- _What you will do_: All records must be quoted exactly. Omit the pictures.

[Data entries]
╭──

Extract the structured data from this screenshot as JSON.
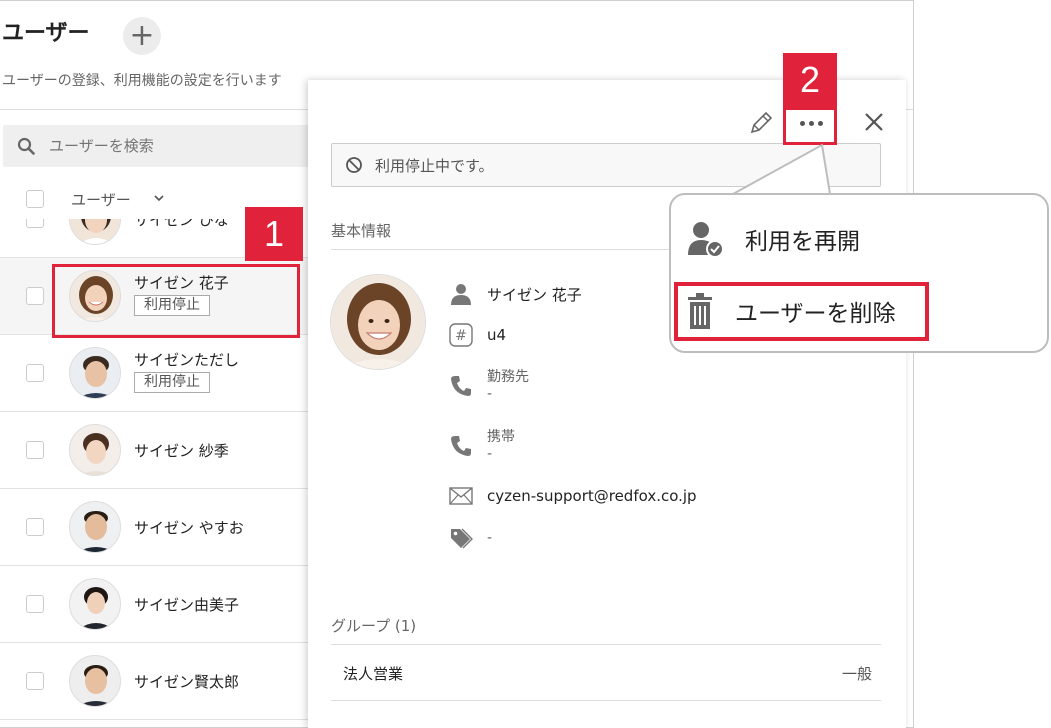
{
  "page": {
    "title": "ユーザー",
    "subtitle": "ユーザーの登録、利用機能の設定を行います"
  },
  "search": {
    "placeholder": "ユーザーを検索"
  },
  "list": {
    "header_label": "ユーザー",
    "rows": [
      {
        "name": "サイゼン ひな",
        "badge": ""
      },
      {
        "name": "サイゼン 花子",
        "badge": "利用停止"
      },
      {
        "name": "サイゼンただし",
        "badge": "利用停止"
      },
      {
        "name": "サイゼン 紗季",
        "badge": ""
      },
      {
        "name": "サイゼン やすお",
        "badge": ""
      },
      {
        "name": "サイゼン由美子",
        "badge": ""
      },
      {
        "name": "サイゼン賢太郎",
        "badge": ""
      }
    ]
  },
  "detail": {
    "status_message": "利用停止中です。",
    "basic_info_title": "基本情報",
    "name": "サイゼン 花子",
    "user_code": "u4",
    "work_phone_label": "勤務先",
    "work_phone_value": "-",
    "mobile_label": "携帯",
    "mobile_value": "-",
    "email": "cyzen-support@redfox.co.jp",
    "tags": "-",
    "group_title": "グループ (1)",
    "groups": [
      {
        "name": "法人営業",
        "role": "一般"
      }
    ]
  },
  "menu": {
    "resume_label": "利用を再開",
    "delete_label": "ユーザーを削除"
  },
  "annotations": {
    "step1": "1",
    "step2": "2",
    "color": "#e0223a"
  }
}
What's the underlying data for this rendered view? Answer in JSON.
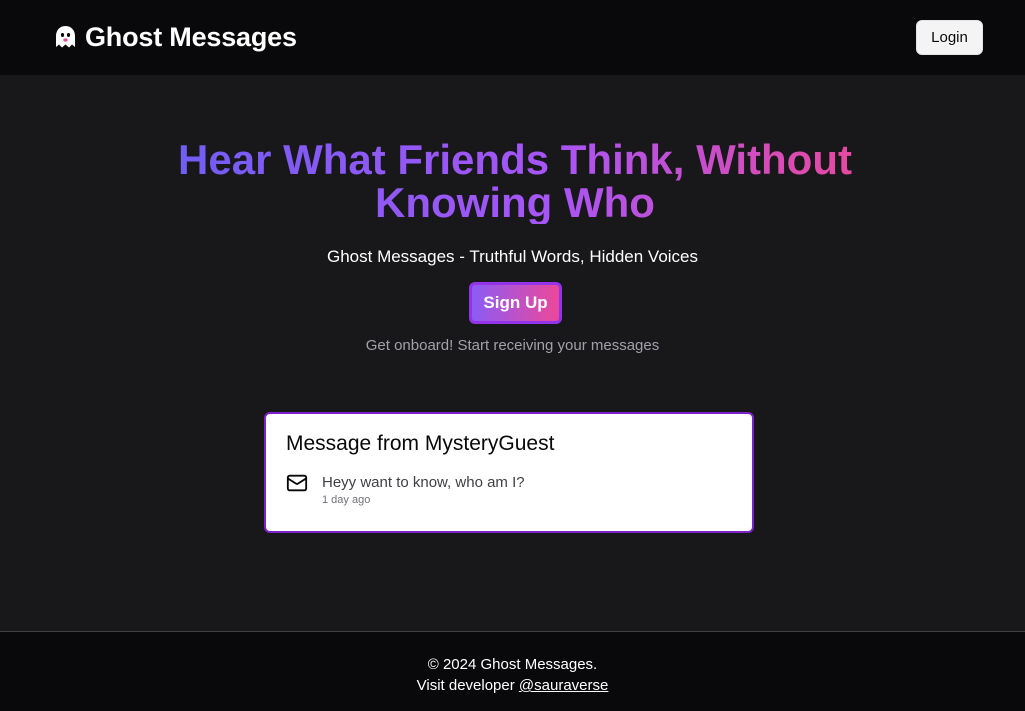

╰──

- _Written response_:
Extract the structured data from this screenshot as JSON.
{
  "page": {
    "title": "ユーザー",
    "subtitle": "ユーザーの登録、利用機能の設定を行います"
  },
  "search": {
    "placeholder": "ユーザーを検索"
  },
  "list": {
    "header_label": "ユーザー",
    "rows": [
      {
        "name": "サイゼン ひな",
        "badge": ""
      },
      {
        "name": "サイゼン 花子",
        "badge": "利用停止"
      },
      {
        "name": "サイゼンただし",
        "badge": "利用停止"
      },
      {
        "name": "サイゼン 紗季",
        "badge": ""
      },
      {
        "name": "サイゼン やすお",
        "badge": ""
      },
      {
        "name": "サイゼン由美子",
        "badge": ""
      },
      {
        "name": "サイゼン賢太郎",
        "badge": ""
      }
    ]
  },
  "detail": {
    "status_message": "利用停止中です。",
    "basic_info_title": "基本情報",
    "name": "サイゼン 花子",
    "user_code": "u4",
    "work_phone_label": "勤務先",
    "work_phone_value": "-",
    "mobile_label": "携帯",
    "mobile_value": "-",
    "email": "cyzen-support@redfox.co.jp",
    "tags": "-",
    "group_title": "グループ (1)",
    "groups": [
      {
        "name": "法人営業",
        "role": "一般"
      }
    ]
  },
  "menu": {
    "resume_label": "利用を再開",
    "delete_label": "ユーザーを削除"
  },
  "annotations": {
    "step1": "1",
    "step2": "2",
    "color": "#e0223a"
  }
}
What's the underlying data for this rendered view? Answer in JSON.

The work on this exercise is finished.